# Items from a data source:
--- START ---

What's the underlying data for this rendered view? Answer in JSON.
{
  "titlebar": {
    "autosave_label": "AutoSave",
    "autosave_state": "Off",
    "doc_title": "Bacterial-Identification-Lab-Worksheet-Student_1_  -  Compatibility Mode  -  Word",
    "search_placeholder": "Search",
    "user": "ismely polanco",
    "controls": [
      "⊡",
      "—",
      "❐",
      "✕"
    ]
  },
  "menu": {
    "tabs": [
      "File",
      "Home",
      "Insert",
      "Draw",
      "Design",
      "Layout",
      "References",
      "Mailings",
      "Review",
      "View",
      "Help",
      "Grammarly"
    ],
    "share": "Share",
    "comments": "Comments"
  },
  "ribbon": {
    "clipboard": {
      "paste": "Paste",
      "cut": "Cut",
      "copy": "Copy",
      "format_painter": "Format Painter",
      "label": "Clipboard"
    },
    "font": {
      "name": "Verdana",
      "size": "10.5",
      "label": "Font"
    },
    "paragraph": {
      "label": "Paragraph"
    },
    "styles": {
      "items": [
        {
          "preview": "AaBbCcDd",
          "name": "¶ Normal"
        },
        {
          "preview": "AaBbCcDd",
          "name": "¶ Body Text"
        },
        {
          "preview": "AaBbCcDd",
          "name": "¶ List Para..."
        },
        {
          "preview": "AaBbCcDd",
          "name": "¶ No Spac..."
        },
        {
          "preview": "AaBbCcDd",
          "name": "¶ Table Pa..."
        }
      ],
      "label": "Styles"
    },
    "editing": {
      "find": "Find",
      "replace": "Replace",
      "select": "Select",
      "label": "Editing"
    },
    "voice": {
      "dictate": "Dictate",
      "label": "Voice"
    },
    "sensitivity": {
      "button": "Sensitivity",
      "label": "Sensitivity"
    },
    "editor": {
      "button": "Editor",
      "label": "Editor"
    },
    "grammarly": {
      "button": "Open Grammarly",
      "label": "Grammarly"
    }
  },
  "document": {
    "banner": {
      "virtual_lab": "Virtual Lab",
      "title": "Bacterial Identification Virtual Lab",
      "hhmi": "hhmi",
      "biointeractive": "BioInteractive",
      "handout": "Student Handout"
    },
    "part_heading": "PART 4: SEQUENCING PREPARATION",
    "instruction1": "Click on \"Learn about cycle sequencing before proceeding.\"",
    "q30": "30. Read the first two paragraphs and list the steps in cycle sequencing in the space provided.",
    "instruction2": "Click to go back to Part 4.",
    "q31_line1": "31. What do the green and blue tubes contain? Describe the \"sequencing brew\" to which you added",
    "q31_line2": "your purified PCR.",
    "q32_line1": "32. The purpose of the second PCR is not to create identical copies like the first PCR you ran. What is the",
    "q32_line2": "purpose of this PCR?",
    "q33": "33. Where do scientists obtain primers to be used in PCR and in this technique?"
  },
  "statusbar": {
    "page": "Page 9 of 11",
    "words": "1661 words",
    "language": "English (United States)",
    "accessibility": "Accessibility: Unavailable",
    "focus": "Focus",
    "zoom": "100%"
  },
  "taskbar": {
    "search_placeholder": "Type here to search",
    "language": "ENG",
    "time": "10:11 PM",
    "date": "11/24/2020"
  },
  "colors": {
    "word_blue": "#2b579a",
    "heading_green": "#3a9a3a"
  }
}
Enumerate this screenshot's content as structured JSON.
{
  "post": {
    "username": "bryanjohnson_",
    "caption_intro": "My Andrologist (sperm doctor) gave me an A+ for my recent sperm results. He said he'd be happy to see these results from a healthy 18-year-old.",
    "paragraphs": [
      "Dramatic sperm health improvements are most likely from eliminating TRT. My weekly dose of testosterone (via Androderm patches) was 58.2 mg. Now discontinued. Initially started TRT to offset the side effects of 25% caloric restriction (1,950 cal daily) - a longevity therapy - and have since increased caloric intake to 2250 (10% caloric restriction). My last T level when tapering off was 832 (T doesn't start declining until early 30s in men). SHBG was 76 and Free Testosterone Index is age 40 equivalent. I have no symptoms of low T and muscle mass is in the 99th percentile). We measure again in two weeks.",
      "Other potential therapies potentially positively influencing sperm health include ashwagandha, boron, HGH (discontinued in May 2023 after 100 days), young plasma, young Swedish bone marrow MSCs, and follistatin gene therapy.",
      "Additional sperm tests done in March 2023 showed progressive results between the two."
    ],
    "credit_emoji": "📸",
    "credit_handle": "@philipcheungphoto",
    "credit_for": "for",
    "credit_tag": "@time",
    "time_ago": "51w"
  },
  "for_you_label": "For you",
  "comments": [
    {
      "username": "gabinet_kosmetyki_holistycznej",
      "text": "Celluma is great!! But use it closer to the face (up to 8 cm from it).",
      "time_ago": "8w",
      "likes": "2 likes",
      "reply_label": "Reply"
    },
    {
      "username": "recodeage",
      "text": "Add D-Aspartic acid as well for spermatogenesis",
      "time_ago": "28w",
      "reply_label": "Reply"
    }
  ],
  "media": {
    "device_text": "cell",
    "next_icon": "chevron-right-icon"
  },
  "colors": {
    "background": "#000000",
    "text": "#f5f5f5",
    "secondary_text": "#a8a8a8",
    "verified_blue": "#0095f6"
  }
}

--- END ---

# Exercise objective:
The records above must be transcribed without a single omission.

# Answer to this task:
What's the underlying data for this rendered view? Answer in JSON.
{
  "titlebar": {
    "autosave_label": "AutoSave",
    "autosave_state": "Off",
    "doc_title": "Bacterial-Identification-Lab-Worksheet-Student_1_  -  Compatibility Mode  -  Word",
    "search_placeholder": "Search",
    "user": "ismely polanco",
    "controls": [
      "⊡",
      "—",
      "❐",
      "✕"
    ]
  },
  "menu": {
    "tabs": [
      "File",
      "Home",
      "Insert",
      "Draw",
      "Design",
      "Layout",
      "References",
      "Mailings",
      "Review",
      "View",
      "Help",
      "Grammarly"
    ],
    "share": "Share",
    "comments": "Comments"
  },
  "ribbon": {
    "clipboard": {
      "paste": "Paste",
      "cut": "Cut",
      "copy": "Copy",
      "format_painter": "Format Painter",
      "label": "Clipboard"
    },
    "font": {
      "name": "Verdana",
      "size": "10.5",
      "label": "Font"
    },
    "paragraph": {
      "label": "Paragraph"
    },
    "styles": {
      "items": [
        {
          "preview": "AaBbCcDd",
          "name": "¶ Normal"
        },
        {
          "preview": "AaBbCcDd",
          "name": "¶ Body Text"
        },
        {
          "preview": "AaBbCcDd",
          "name": "¶ List Para..."
        },
        {
          "preview": "AaBbCcDd",
          "name": "¶ No Spac..."
        },
        {
          "preview": "AaBbCcDd",
          "name": "¶ Table Pa..."
        }
      ],
      "label": "Styles"
    },
    "editing": {
      "find": "Find",
      "replace": "Replace",
      "select": "Select",
      "label": "Editing"
    },
    "voice": {
      "dictate": "Dictate",
      "label": "Voice"
    },
    "sensitivity": {
      "button": "Sensitivity",
      "label": "Sensitivity"
    },
    "editor": {
      "button": "Editor",
      "label": "Editor"
    },
    "grammarly": {
      "button": "Open Grammarly",
      "label": "Grammarly"
    }
  },
  "document": {
    "banner": {
      "virtual_lab": "Virtual Lab",
      "title": "Bacterial Identification Virtual Lab",
      "hhmi": "hhmi",
      "biointeractive": "BioInteractive",
      "handout": "Student Handout"
    },
    "part_heading": "PART 4: SEQUENCING PREPARATION",
    "instruction1": "Click on \"Learn about cycle sequencing before proceeding.\"",
    "q30": "30. Read the first two paragraphs and list the steps in cycle sequencing in the space provided.",
    "instruction2": "Click to go back to Part 4.",
    "q31_line1": "31. What do the green and blue tubes contain? Describe the \"sequencing brew\" to which you added",
    "q31_line2": "your purified PCR.",
    "q32_line1": "32. The purpose of the second PCR is not to create identical copies like the first PCR you ran. What is the",
    "q32_line2": "purpose of this PCR?",
    "q33": "33. Where do scientists obtain primers to be used in PCR and in this technique?"
  },
  "statusbar": {
    "page": "Page 9 of 11",
    "words": "1661 words",
    "language": "English (United States)",
    "accessibility": "Accessibility: Unavailable",
    "focus": "Focus",
    "zoom": "100%"
  },
  "taskbar": {
    "search_placeholder": "Type here to search",
    "language": "ENG",
    "time": "10:11 PM",
    "date": "11/24/2020"
  },
  "colors": {
    "word_blue": "#2b579a",
    "heading_green": "#3a9a3a"
  }
}
Enumerate this screenshot's content as structured JSON.
{
  "post": {
    "username": "bryanjohnson_",
    "caption_intro": "My Andrologist (sperm doctor) gave me an A+ for my recent sperm results. He said he'd be happy to see these results from a healthy 18-year-old.",
    "paragraphs": [
      "Dramatic sperm health improvements are most likely from eliminating TRT. My weekly dose of testosterone (via Androderm patches) was 58.2 mg. Now discontinued. Initially started TRT to offset the side effects of 25% caloric restriction (1,950 cal daily) - a longevity therapy - and have since increased caloric intake to 2250 (10% caloric restriction). My last T level when tapering off was 832 (T doesn't start declining until early 30s in men). SHBG was 76 and Free Testosterone Index is age 40 equivalent. I have no symptoms of low T and muscle mass is in the 99th percentile). We measure again in two weeks.",
      "Other potential therapies potentially positively influencing sperm health include ashwagandha, boron, HGH (discontinued in May 2023 after 100 days), young plasma, young Swedish bone marrow MSCs, and follistatin gene therapy.",
      "Additional sperm tests done in March 2023 showed progressive results between the two."
    ],
    "credit_emoji": "📸",
    "credit_handle": "@philipcheungphoto",
    "credit_for": "for",
    "credit_tag": "@time",
    "time_ago": "51w"
  },
  "for_you_label": "For you",
  "comments": [
    {
      "username": "gabinet_kosmetyki_holistycznej",
      "text": "Celluma is great!! But use it closer to the face (up to 8 cm from it).",
      "time_ago": "8w",
      "likes": "2 likes",
      "reply_label": "Reply"
    },
    {
      "username": "recodeage",
      "text": "Add D-Aspartic acid as well for spermatogenesis",
      "time_ago": "28w",
      "reply_label": "Reply"
    }
  ],
  "media": {
    "device_text": "cell",
    "next_icon": "chevron-right-icon"
  },
  "colors": {
    "background": "#000000",
    "text": "#f5f5f5",
    "secondary_text": "#a8a8a8",
    "verified_blue": "#0095f6"
  }
}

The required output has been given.